Count, in the entries below, the lines in which "Intel" occurs. Give the number, nothing more.

* start DATA PROVIDED *

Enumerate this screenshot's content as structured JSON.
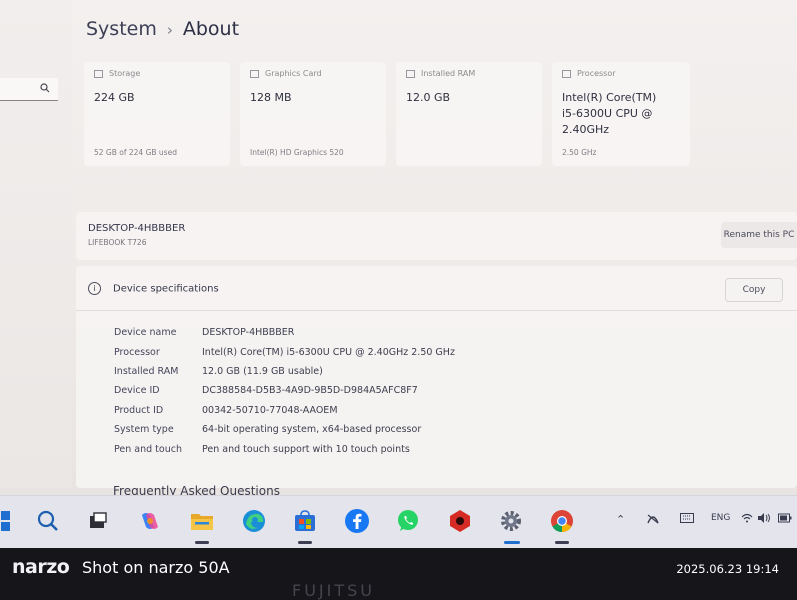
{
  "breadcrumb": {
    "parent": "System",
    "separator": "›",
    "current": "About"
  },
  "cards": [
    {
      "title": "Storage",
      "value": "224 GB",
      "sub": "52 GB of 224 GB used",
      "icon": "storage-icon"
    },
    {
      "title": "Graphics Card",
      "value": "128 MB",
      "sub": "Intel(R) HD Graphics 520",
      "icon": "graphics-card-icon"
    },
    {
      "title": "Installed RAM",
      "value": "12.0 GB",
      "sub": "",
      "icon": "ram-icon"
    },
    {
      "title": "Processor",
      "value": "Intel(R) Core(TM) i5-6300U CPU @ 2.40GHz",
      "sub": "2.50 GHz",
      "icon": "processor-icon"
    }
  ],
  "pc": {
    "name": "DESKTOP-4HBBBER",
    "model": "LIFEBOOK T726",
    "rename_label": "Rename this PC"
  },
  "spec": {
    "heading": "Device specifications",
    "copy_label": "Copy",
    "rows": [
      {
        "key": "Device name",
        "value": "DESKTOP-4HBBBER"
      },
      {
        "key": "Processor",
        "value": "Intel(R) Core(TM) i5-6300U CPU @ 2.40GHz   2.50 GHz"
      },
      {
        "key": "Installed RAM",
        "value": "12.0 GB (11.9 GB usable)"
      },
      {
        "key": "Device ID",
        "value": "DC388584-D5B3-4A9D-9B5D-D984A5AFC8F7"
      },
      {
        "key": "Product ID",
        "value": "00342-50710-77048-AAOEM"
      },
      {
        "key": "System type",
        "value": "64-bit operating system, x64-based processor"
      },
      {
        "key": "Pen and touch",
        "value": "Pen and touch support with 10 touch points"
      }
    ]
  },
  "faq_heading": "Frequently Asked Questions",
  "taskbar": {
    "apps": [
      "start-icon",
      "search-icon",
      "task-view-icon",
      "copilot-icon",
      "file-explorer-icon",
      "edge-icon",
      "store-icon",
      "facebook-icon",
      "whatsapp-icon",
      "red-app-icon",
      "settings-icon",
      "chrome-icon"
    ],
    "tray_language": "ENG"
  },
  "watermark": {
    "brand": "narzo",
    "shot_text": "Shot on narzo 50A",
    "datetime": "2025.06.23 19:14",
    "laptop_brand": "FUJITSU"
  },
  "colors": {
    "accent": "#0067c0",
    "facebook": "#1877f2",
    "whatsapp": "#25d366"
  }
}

* end DATA PROVIDED *

◆ SOLUTION FOR THIS EXERCISE ◆
3